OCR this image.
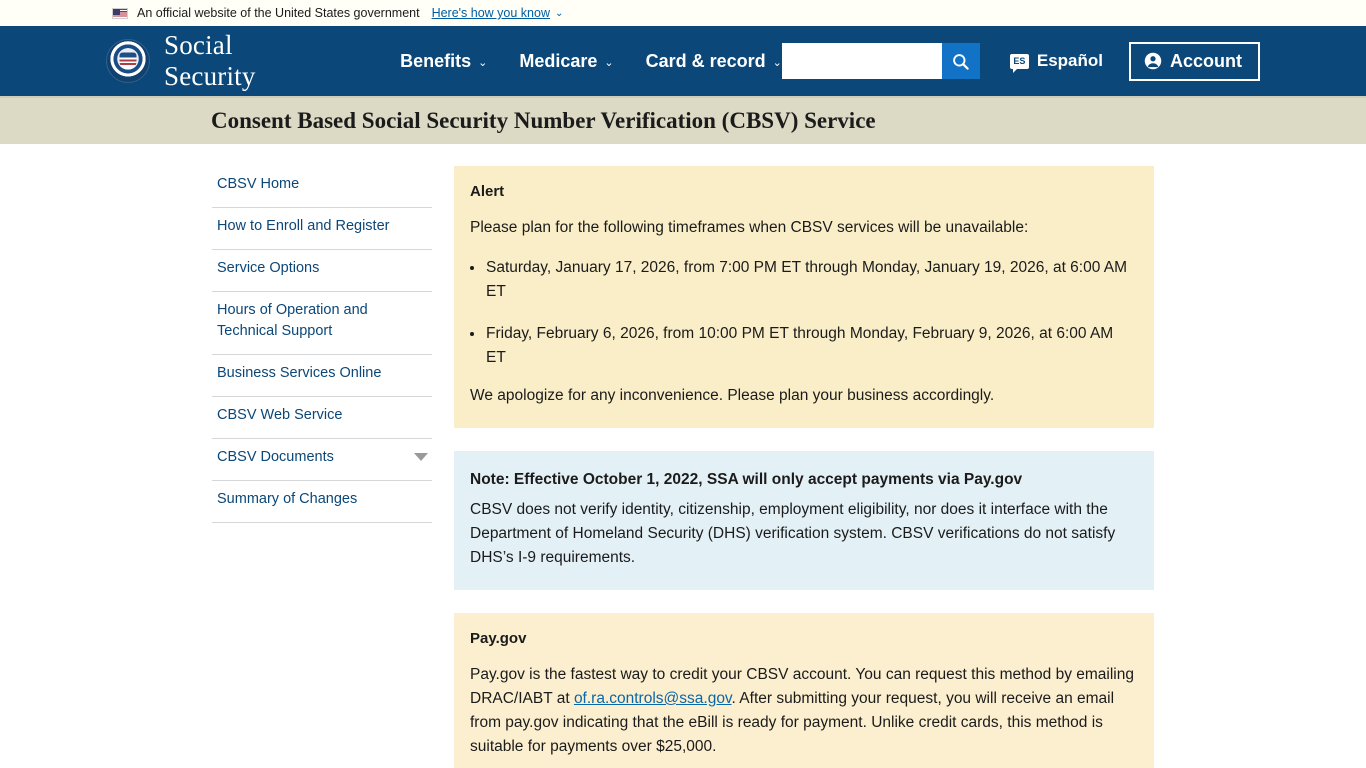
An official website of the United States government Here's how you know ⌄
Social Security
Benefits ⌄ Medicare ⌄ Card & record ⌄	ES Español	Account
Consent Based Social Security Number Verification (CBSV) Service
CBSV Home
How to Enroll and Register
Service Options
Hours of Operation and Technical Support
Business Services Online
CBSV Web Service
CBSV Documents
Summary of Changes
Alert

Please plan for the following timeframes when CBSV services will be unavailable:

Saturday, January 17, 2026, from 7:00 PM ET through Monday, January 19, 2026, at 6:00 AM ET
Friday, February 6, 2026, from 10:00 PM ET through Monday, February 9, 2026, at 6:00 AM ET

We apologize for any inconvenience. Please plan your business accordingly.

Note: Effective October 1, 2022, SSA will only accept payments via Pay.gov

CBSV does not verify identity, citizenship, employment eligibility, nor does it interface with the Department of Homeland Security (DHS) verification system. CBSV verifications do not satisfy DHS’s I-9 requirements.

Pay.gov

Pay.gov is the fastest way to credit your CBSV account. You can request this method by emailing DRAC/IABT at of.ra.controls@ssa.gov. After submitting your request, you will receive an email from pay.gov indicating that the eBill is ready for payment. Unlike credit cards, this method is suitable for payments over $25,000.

==

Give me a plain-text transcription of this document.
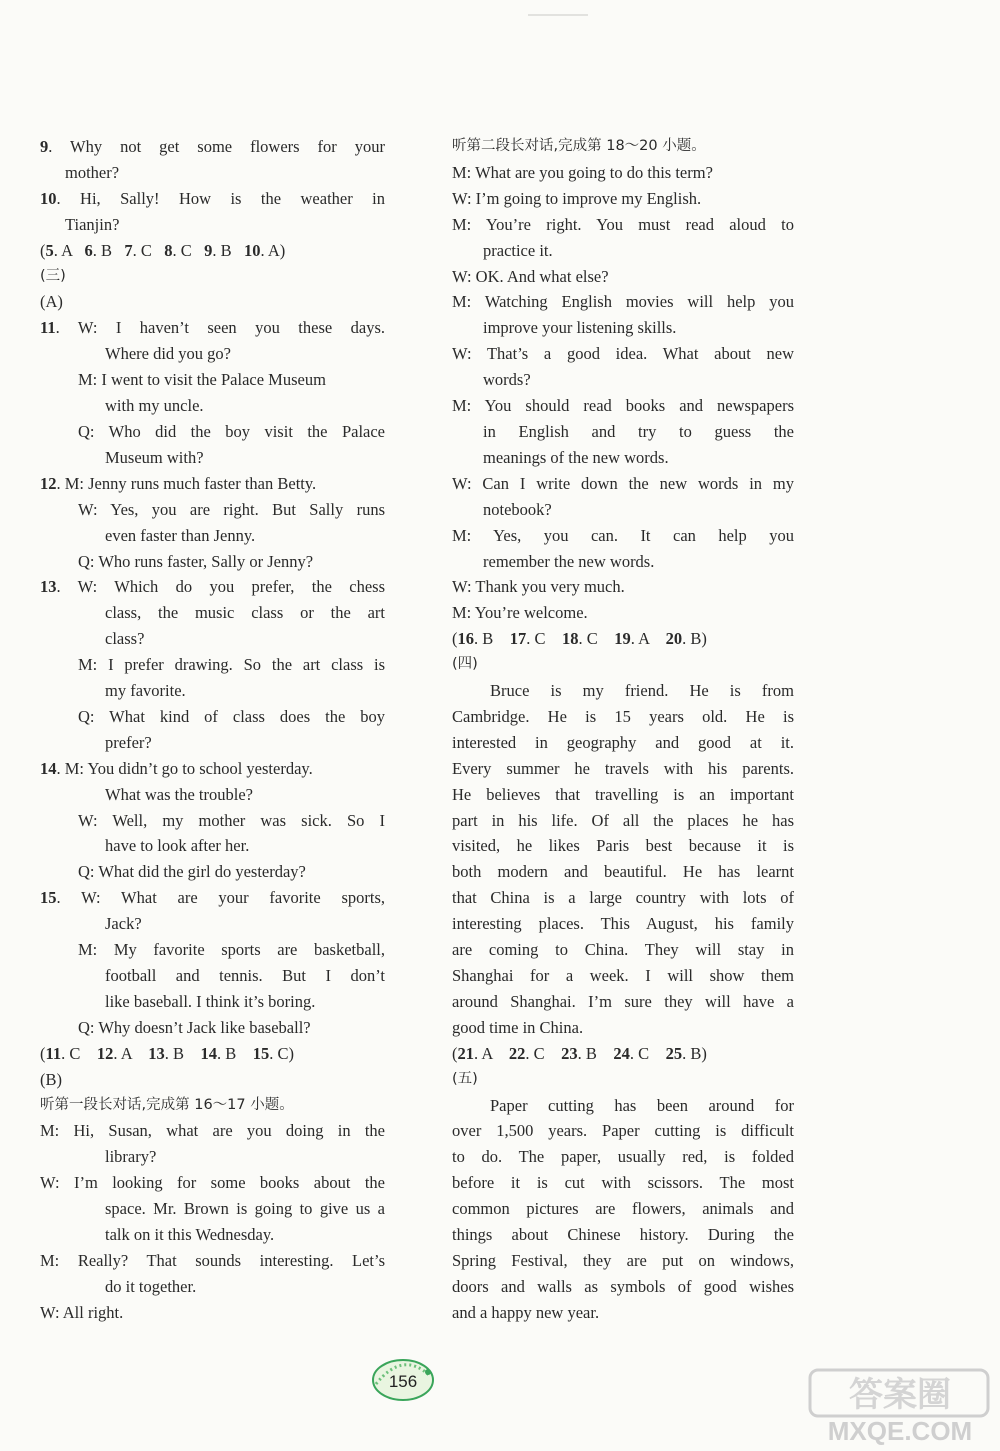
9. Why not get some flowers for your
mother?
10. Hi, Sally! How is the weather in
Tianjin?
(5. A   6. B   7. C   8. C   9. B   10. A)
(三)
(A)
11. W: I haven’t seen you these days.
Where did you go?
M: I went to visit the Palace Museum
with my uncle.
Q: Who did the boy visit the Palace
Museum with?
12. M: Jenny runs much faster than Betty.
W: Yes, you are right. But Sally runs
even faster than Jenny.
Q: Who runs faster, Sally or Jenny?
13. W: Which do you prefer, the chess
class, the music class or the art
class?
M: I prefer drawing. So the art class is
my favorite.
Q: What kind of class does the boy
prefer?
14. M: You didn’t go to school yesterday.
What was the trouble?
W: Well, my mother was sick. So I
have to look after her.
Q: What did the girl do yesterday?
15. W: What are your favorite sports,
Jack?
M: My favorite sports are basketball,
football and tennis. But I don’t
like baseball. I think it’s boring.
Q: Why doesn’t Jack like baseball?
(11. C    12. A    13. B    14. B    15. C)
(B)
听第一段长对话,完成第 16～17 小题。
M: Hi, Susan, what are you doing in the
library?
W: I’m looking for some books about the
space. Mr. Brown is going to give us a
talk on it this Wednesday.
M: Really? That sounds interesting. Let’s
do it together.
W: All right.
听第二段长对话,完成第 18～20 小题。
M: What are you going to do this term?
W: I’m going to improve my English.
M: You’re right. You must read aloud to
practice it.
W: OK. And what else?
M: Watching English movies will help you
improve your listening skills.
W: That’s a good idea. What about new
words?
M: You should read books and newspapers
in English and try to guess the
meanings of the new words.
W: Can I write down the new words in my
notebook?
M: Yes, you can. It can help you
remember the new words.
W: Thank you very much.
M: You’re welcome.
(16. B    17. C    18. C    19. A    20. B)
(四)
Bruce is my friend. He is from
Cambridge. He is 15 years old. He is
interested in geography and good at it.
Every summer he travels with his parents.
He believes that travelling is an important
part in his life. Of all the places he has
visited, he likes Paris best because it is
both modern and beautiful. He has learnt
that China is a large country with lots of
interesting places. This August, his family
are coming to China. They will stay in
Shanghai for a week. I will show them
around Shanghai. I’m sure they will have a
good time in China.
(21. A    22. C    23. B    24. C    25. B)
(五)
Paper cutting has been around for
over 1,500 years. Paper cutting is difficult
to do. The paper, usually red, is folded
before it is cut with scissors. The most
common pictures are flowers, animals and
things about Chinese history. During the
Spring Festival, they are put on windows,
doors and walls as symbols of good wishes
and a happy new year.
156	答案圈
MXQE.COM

* * *

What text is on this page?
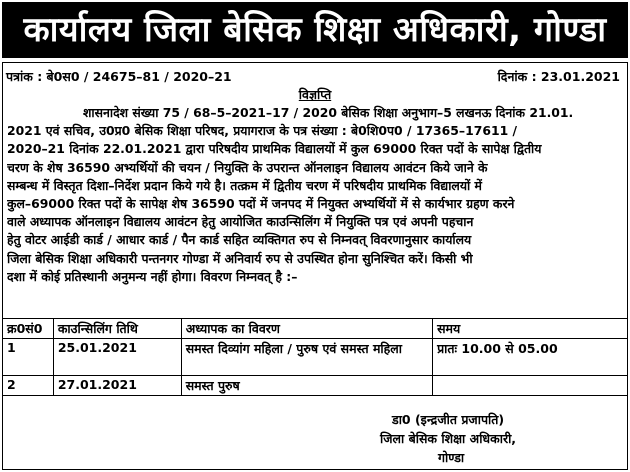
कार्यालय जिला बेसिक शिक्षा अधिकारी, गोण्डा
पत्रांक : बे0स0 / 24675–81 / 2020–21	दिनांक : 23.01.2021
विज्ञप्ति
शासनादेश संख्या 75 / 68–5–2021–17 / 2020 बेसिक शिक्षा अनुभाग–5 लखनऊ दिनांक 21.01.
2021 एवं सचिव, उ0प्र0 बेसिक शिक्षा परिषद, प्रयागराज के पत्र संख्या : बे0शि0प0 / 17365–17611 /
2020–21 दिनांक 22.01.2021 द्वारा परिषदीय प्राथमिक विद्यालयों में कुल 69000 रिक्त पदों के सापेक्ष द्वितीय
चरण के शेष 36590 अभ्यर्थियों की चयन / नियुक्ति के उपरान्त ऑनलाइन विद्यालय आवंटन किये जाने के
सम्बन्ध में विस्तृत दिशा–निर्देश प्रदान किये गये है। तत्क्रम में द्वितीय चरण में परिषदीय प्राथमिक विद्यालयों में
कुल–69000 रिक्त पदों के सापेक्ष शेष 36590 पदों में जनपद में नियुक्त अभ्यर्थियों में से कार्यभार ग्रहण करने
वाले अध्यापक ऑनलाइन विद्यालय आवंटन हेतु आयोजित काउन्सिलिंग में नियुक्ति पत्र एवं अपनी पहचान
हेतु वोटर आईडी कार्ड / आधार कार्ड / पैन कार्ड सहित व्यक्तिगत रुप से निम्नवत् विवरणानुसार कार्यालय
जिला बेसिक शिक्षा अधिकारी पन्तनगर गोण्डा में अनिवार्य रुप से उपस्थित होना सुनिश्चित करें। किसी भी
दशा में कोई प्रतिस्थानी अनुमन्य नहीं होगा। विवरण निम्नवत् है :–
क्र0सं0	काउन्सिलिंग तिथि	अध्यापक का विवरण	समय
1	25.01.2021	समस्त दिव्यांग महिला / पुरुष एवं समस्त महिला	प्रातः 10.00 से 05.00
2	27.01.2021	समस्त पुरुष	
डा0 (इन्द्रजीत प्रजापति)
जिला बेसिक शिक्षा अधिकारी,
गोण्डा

> [EXERCISE TASK]: Each line that has the word "your" should be copied.

> [FULL RESPONSE]:
We apologize for any inconvenience. Please plan your business accordingly.
Pay.gov is the fastest way to credit your CBSV account. You can request this method by emailing DRAC/IABT at of.ra.controls@ssa.gov. After submitting your request, you will receive an email from pay.gov indicating that the eBill is ready for payment. Unlike credit cards, this method is suitable for payments over $25,000.
9. Why not get some flowers for your
15. W: What are your favorite sports,
improve your listening skills.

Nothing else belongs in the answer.